Scan the listing that follows and report how many lines contain "grasshopper". Write the number alone.

----- INPUT DATA

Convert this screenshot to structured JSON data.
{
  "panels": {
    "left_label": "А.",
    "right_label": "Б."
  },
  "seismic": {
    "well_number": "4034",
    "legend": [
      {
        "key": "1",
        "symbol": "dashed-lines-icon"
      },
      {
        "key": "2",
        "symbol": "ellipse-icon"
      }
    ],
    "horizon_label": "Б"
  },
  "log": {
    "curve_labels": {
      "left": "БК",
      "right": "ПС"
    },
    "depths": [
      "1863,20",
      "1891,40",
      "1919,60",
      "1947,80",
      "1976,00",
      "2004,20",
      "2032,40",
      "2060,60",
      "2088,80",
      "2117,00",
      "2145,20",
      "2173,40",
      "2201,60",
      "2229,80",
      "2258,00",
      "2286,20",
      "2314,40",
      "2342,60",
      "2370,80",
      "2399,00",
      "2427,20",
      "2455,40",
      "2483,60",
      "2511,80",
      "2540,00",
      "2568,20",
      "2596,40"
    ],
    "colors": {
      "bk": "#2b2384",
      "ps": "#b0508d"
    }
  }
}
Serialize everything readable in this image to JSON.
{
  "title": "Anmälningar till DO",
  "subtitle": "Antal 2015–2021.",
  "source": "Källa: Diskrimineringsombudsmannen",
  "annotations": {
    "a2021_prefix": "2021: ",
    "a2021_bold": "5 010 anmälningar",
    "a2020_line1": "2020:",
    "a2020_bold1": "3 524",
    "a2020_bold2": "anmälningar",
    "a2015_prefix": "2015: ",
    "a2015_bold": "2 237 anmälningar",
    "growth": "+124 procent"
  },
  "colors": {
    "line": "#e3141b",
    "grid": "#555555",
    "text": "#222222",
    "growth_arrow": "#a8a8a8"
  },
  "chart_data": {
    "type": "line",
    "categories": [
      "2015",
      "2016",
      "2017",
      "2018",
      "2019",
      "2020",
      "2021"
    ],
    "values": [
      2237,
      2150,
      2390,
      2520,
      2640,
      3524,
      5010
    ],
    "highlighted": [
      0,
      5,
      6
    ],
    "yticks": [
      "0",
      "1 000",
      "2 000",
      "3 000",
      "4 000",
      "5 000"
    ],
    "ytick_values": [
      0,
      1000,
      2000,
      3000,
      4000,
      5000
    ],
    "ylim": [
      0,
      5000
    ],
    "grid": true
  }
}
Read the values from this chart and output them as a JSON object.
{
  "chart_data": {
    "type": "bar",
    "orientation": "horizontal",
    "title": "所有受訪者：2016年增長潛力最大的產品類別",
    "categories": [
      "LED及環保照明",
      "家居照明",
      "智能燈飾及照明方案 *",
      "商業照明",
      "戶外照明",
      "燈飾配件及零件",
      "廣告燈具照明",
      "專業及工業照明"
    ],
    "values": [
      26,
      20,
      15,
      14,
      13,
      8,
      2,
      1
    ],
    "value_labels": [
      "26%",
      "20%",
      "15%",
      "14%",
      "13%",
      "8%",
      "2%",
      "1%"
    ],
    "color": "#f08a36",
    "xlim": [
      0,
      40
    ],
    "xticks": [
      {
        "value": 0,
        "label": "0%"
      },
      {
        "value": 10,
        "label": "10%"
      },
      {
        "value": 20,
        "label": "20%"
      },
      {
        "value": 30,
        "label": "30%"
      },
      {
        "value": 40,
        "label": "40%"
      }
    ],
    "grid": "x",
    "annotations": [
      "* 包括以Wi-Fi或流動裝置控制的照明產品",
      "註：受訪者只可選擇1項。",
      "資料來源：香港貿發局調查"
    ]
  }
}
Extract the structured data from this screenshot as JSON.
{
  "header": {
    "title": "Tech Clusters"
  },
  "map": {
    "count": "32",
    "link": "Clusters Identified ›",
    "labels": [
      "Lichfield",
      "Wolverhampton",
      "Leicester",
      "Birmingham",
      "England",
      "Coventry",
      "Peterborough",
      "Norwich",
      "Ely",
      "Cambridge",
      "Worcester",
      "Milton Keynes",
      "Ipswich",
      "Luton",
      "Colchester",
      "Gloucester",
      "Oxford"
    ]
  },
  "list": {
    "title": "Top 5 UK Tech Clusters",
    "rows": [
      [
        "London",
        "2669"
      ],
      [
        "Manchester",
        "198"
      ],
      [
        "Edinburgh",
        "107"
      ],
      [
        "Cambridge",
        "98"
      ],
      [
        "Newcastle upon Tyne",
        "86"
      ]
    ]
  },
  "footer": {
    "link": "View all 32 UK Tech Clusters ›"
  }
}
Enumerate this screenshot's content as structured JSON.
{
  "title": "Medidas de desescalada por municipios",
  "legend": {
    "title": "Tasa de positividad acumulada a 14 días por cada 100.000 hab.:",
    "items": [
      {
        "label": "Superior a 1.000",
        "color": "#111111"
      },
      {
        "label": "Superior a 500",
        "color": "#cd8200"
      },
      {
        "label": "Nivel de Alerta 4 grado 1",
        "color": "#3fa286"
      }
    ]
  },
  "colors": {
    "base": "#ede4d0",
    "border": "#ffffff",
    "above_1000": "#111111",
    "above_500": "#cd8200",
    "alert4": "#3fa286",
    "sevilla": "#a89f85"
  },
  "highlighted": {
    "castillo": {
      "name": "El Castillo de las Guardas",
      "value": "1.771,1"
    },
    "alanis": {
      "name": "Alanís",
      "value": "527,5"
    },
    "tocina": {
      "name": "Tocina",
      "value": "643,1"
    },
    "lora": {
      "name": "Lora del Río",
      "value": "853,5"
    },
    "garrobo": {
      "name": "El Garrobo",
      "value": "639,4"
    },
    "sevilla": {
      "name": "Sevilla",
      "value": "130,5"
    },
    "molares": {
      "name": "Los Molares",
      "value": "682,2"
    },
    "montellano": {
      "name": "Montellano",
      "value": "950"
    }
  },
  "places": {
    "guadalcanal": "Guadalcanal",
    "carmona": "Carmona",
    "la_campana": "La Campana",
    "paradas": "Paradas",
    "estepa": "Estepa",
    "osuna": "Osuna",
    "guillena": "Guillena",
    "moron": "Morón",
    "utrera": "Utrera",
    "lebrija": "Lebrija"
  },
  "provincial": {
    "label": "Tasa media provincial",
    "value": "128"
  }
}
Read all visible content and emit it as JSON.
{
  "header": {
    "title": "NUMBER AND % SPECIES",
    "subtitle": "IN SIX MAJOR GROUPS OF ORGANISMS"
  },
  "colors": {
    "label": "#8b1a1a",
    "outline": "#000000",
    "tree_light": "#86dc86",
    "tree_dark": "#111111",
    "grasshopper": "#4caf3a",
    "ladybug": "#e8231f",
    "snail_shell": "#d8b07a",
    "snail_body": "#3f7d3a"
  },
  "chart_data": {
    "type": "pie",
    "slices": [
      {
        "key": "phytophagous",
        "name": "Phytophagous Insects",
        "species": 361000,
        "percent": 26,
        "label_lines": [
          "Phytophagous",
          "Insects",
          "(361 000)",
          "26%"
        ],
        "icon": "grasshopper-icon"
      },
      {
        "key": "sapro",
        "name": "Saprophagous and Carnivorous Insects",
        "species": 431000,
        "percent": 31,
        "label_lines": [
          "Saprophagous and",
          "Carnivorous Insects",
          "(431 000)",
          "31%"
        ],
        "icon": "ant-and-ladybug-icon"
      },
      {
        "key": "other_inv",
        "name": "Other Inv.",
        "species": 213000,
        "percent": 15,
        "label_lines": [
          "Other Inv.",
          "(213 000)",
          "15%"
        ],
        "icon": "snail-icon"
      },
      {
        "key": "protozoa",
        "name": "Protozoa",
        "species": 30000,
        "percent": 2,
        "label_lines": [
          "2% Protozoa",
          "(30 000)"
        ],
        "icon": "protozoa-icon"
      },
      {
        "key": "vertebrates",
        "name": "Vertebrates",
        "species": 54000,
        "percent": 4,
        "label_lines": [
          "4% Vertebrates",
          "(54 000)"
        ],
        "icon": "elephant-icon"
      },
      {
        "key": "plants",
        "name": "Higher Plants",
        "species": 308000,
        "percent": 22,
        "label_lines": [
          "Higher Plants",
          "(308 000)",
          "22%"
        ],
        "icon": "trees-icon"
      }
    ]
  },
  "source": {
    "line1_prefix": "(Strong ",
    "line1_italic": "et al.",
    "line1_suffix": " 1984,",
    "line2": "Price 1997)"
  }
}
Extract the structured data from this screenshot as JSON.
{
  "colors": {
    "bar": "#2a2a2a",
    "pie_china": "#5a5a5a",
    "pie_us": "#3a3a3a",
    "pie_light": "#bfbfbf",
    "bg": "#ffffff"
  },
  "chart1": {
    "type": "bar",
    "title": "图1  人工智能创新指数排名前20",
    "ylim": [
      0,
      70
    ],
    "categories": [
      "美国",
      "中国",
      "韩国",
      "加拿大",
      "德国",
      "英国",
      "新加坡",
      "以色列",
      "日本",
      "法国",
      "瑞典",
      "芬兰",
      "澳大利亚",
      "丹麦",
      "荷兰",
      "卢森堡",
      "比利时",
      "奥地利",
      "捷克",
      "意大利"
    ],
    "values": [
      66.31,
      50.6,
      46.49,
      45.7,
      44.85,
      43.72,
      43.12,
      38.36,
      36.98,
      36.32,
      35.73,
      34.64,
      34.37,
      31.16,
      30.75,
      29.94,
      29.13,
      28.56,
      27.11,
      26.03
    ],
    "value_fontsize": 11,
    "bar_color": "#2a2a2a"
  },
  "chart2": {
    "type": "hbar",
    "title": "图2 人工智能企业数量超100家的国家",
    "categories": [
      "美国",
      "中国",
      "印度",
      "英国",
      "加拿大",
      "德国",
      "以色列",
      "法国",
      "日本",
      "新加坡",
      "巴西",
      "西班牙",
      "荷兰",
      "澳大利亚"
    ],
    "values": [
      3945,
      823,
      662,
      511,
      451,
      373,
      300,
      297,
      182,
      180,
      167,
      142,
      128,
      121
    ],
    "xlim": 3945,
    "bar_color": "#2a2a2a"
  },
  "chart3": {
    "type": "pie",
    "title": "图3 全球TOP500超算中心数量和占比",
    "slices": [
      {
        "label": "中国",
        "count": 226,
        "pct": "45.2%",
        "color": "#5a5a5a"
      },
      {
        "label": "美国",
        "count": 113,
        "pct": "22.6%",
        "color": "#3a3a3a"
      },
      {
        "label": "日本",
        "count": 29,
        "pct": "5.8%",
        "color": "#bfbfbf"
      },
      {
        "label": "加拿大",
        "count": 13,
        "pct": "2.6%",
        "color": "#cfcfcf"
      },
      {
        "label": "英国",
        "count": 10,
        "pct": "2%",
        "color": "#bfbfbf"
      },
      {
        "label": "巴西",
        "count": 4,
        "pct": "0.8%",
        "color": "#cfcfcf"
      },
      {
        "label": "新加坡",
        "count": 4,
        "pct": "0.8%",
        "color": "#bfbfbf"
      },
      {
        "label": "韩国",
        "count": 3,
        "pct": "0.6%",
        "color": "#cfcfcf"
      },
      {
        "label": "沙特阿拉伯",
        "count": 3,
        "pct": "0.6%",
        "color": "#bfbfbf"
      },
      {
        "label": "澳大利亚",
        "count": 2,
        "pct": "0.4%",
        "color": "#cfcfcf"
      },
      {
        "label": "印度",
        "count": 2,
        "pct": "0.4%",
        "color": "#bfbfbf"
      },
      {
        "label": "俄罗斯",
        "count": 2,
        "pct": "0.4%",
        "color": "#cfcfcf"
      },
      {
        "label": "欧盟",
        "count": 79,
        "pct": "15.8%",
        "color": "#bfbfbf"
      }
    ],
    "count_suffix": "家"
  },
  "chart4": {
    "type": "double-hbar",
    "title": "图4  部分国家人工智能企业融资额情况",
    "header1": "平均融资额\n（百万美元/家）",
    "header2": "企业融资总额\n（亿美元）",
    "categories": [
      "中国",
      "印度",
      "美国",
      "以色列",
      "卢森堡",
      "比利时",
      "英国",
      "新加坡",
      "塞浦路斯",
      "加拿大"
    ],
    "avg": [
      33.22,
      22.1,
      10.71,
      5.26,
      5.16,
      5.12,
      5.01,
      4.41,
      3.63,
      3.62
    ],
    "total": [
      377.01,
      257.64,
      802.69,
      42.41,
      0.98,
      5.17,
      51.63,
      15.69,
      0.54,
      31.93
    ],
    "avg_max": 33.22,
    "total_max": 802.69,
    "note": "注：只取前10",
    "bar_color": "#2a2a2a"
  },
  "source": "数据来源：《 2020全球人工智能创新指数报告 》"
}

----------

→ **RESPONSE**
2